>> START
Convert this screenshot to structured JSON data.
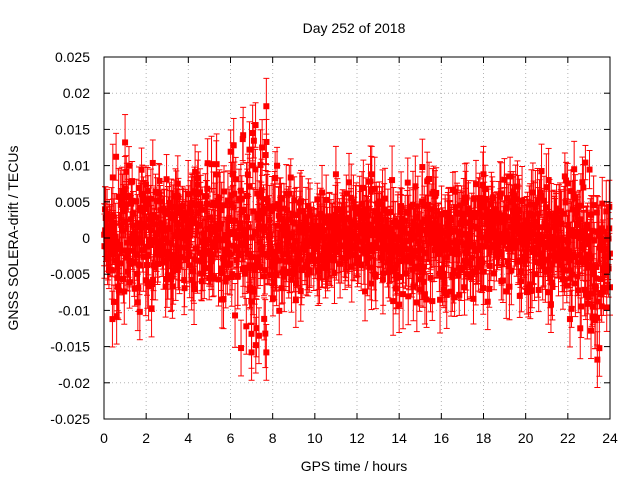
{
  "chart_data": {
    "type": "scatter",
    "title": "Day 252 of 2018",
    "xlabel": "GPS time / hours",
    "ylabel": "GNSS SOLERA-drift / TECUs",
    "xlim": [
      0,
      24
    ],
    "ylim": [
      -0.025,
      0.025
    ],
    "xticks": [
      "0",
      "2",
      "4",
      "6",
      "8",
      "10",
      "12",
      "14",
      "16",
      "18",
      "20",
      "22",
      "24"
    ],
    "yticks": [
      "0.025",
      "0.02",
      "0.015",
      "0.01",
      "0.005",
      "0",
      "-0.005",
      "-0.01",
      "-0.015",
      "-0.02",
      "-0.025"
    ],
    "grid": true,
    "color": "#ff0000",
    "marker": "square",
    "error_bars": true,
    "typical_error": 0.0035,
    "envelope": [
      {
        "x": 0,
        "y_min": -0.006,
        "y_max": 0.006
      },
      {
        "x": 0.5,
        "y_min": -0.011,
        "y_max": 0.011
      },
      {
        "x": 1,
        "y_min": -0.011,
        "y_max": 0.0125
      },
      {
        "x": 2,
        "y_min": -0.01,
        "y_max": 0.011
      },
      {
        "x": 3,
        "y_min": -0.009,
        "y_max": 0.009
      },
      {
        "x": 4,
        "y_min": -0.009,
        "y_max": 0.0085
      },
      {
        "x": 5,
        "y_min": -0.009,
        "y_max": 0.0105
      },
      {
        "x": 6,
        "y_min": -0.0105,
        "y_max": 0.0125
      },
      {
        "x": 7,
        "y_min": -0.016,
        "y_max": 0.0145
      },
      {
        "x": 7.6,
        "y_min": -0.016,
        "y_max": 0.018
      },
      {
        "x": 8,
        "y_min": -0.011,
        "y_max": 0.0105
      },
      {
        "x": 9,
        "y_min": -0.008,
        "y_max": 0.008
      },
      {
        "x": 10,
        "y_min": -0.008,
        "y_max": 0.0075
      },
      {
        "x": 11,
        "y_min": -0.008,
        "y_max": 0.008
      },
      {
        "x": 12,
        "y_min": -0.007,
        "y_max": 0.0075
      },
      {
        "x": 13,
        "y_min": -0.008,
        "y_max": 0.008
      },
      {
        "x": 14,
        "y_min": -0.009,
        "y_max": 0.008
      },
      {
        "x": 15,
        "y_min": -0.009,
        "y_max": 0.01
      },
      {
        "x": 16,
        "y_min": -0.0085,
        "y_max": 0.0085
      },
      {
        "x": 17,
        "y_min": -0.008,
        "y_max": 0.008
      },
      {
        "x": 18,
        "y_min": -0.0095,
        "y_max": 0.009
      },
      {
        "x": 19,
        "y_min": -0.008,
        "y_max": 0.0085
      },
      {
        "x": 20,
        "y_min": -0.008,
        "y_max": 0.0085
      },
      {
        "x": 21,
        "y_min": -0.009,
        "y_max": 0.0095
      },
      {
        "x": 22,
        "y_min": -0.011,
        "y_max": 0.01
      },
      {
        "x": 23,
        "y_min": -0.0135,
        "y_max": 0.0105
      },
      {
        "x": 23.4,
        "y_min": -0.017,
        "y_max": 0.0105
      },
      {
        "x": 24,
        "y_min": -0.007,
        "y_max": 0.007
      }
    ],
    "outliers": [
      {
        "x": 7.7,
        "y": 0.0182
      },
      {
        "x": 7.05,
        "y": 0.0145
      },
      {
        "x": 6.6,
        "y": 0.0142
      },
      {
        "x": 1.0,
        "y": 0.0132
      },
      {
        "x": 7.5,
        "y": 0.0125
      },
      {
        "x": 6.9,
        "y": 0.0122
      },
      {
        "x": 6.5,
        "y": -0.0152
      },
      {
        "x": 7.2,
        "y": -0.0148
      },
      {
        "x": 7.0,
        "y": -0.0158
      },
      {
        "x": 7.7,
        "y": -0.0158
      },
      {
        "x": 6.75,
        "y": -0.0122
      },
      {
        "x": 7.35,
        "y": -0.0135
      },
      {
        "x": 23.4,
        "y": -0.0168
      },
      {
        "x": 23.1,
        "y": -0.0128
      },
      {
        "x": 22.1,
        "y": -0.0112
      },
      {
        "x": 0.4,
        "y": -0.0112
      },
      {
        "x": 0.6,
        "y": -0.0108
      },
      {
        "x": 1.7,
        "y": -0.0102
      },
      {
        "x": 5.1,
        "y": 0.0102
      },
      {
        "x": 12.7,
        "y": 0.0088
      },
      {
        "x": 15.1,
        "y": 0.0098
      },
      {
        "x": 11.0,
        "y": 0.0088
      },
      {
        "x": 18.0,
        "y": 0.0088
      },
      {
        "x": 22.3,
        "y": 0.0095
      },
      {
        "x": 3.5,
        "y": 0.0075
      },
      {
        "x": 14.0,
        "y": -0.0092
      },
      {
        "x": 15.3,
        "y": -0.0085
      },
      {
        "x": 18.2,
        "y": -0.0088
      },
      {
        "x": 9.1,
        "y": -0.0085
      },
      {
        "x": 17.1,
        "y": -0.0068
      },
      {
        "x": 21.2,
        "y": -0.0092
      },
      {
        "x": 24.0,
        "y": -0.0068
      }
    ]
  }
}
>> END
• [Work to be completed]:
Copy the listing in full and without alteration, omitting every picture.

• [Output for this exercise]:
Convert this screenshot to structured JSON data.
{
  "chart_data": {
    "type": "scatter",
    "title": "Day 252 of 2018",
    "xlabel": "GPS time / hours",
    "ylabel": "GNSS SOLERA-drift / TECUs",
    "xlim": [
      0,
      24
    ],
    "ylim": [
      -0.025,
      0.025
    ],
    "xticks": [
      "0",
      "2",
      "4",
      "6",
      "8",
      "10",
      "12",
      "14",
      "16",
      "18",
      "20",
      "22",
      "24"
    ],
    "yticks": [
      "0.025",
      "0.02",
      "0.015",
      "0.01",
      "0.005",
      "0",
      "-0.005",
      "-0.01",
      "-0.015",
      "-0.02",
      "-0.025"
    ],
    "grid": true,
    "color": "#ff0000",
    "marker": "square",
    "error_bars": true,
    "typical_error": 0.0035,
    "envelope": [
      {
        "x": 0,
        "y_min": -0.006,
        "y_max": 0.006
      },
      {
        "x": 0.5,
        "y_min": -0.011,
        "y_max": 0.011
      },
      {
        "x": 1,
        "y_min": -0.011,
        "y_max": 0.0125
      },
      {
        "x": 2,
        "y_min": -0.01,
        "y_max": 0.011
      },
      {
        "x": 3,
        "y_min": -0.009,
        "y_max": 0.009
      },
      {
        "x": 4,
        "y_min": -0.009,
        "y_max": 0.0085
      },
      {
        "x": 5,
        "y_min": -0.009,
        "y_max": 0.0105
      },
      {
        "x": 6,
        "y_min": -0.0105,
        "y_max": 0.0125
      },
      {
        "x": 7,
        "y_min": -0.016,
        "y_max": 0.0145
      },
      {
        "x": 7.6,
        "y_min": -0.016,
        "y_max": 0.018
      },
      {
        "x": 8,
        "y_min": -0.011,
        "y_max": 0.0105
      },
      {
        "x": 9,
        "y_min": -0.008,
        "y_max": 0.008
      },
      {
        "x": 10,
        "y_min": -0.008,
        "y_max": 0.0075
      },
      {
        "x": 11,
        "y_min": -0.008,
        "y_max": 0.008
      },
      {
        "x": 12,
        "y_min": -0.007,
        "y_max": 0.0075
      },
      {
        "x": 13,
        "y_min": -0.008,
        "y_max": 0.008
      },
      {
        "x": 14,
        "y_min": -0.009,
        "y_max": 0.008
      },
      {
        "x": 15,
        "y_min": -0.009,
        "y_max": 0.01
      },
      {
        "x": 16,
        "y_min": -0.0085,
        "y_max": 0.0085
      },
      {
        "x": 17,
        "y_min": -0.008,
        "y_max": 0.008
      },
      {
        "x": 18,
        "y_min": -0.0095,
        "y_max": 0.009
      },
      {
        "x": 19,
        "y_min": -0.008,
        "y_max": 0.0085
      },
      {
        "x": 20,
        "y_min": -0.008,
        "y_max": 0.0085
      },
      {
        "x": 21,
        "y_min": -0.009,
        "y_max": 0.0095
      },
      {
        "x": 22,
        "y_min": -0.011,
        "y_max": 0.01
      },
      {
        "x": 23,
        "y_min": -0.0135,
        "y_max": 0.0105
      },
      {
        "x": 23.4,
        "y_min": -0.017,
        "y_max": 0.0105
      },
      {
        "x": 24,
        "y_min": -0.007,
        "y_max": 0.007
      }
    ],
    "outliers": [
      {
        "x": 7.7,
        "y": 0.0182
      },
      {
        "x": 7.05,
        "y": 0.0145
      },
      {
        "x": 6.6,
        "y": 0.0142
      },
      {
        "x": 1.0,
        "y": 0.0132
      },
      {
        "x": 7.5,
        "y": 0.0125
      },
      {
        "x": 6.9,
        "y": 0.0122
      },
      {
        "x": 6.5,
        "y": -0.0152
      },
      {
        "x": 7.2,
        "y": -0.0148
      },
      {
        "x": 7.0,
        "y": -0.0158
      },
      {
        "x": 7.7,
        "y": -0.0158
      },
      {
        "x": 6.75,
        "y": -0.0122
      },
      {
        "x": 7.35,
        "y": -0.0135
      },
      {
        "x": 23.4,
        "y": -0.0168
      },
      {
        "x": 23.1,
        "y": -0.0128
      },
      {
        "x": 22.1,
        "y": -0.0112
      },
      {
        "x": 0.4,
        "y": -0.0112
      },
      {
        "x": 0.6,
        "y": -0.0108
      },
      {
        "x": 1.7,
        "y": -0.0102
      },
      {
        "x": 5.1,
        "y": 0.0102
      },
      {
        "x": 12.7,
        "y": 0.0088
      },
      {
        "x": 15.1,
        "y": 0.0098
      },
      {
        "x": 11.0,
        "y": 0.0088
      },
      {
        "x": 18.0,
        "y": 0.0088
      },
      {
        "x": 22.3,
        "y": 0.0095
      },
      {
        "x": 3.5,
        "y": 0.0075
      },
      {
        "x": 14.0,
        "y": -0.0092
      },
      {
        "x": 15.3,
        "y": -0.0085
      },
      {
        "x": 18.2,
        "y": -0.0088
      },
      {
        "x": 9.1,
        "y": -0.0085
      },
      {
        "x": 17.1,
        "y": -0.0068
      },
      {
        "x": 21.2,
        "y": -0.0092
      },
      {
        "x": 24.0,
        "y": -0.0068
      }
    ]
  }
}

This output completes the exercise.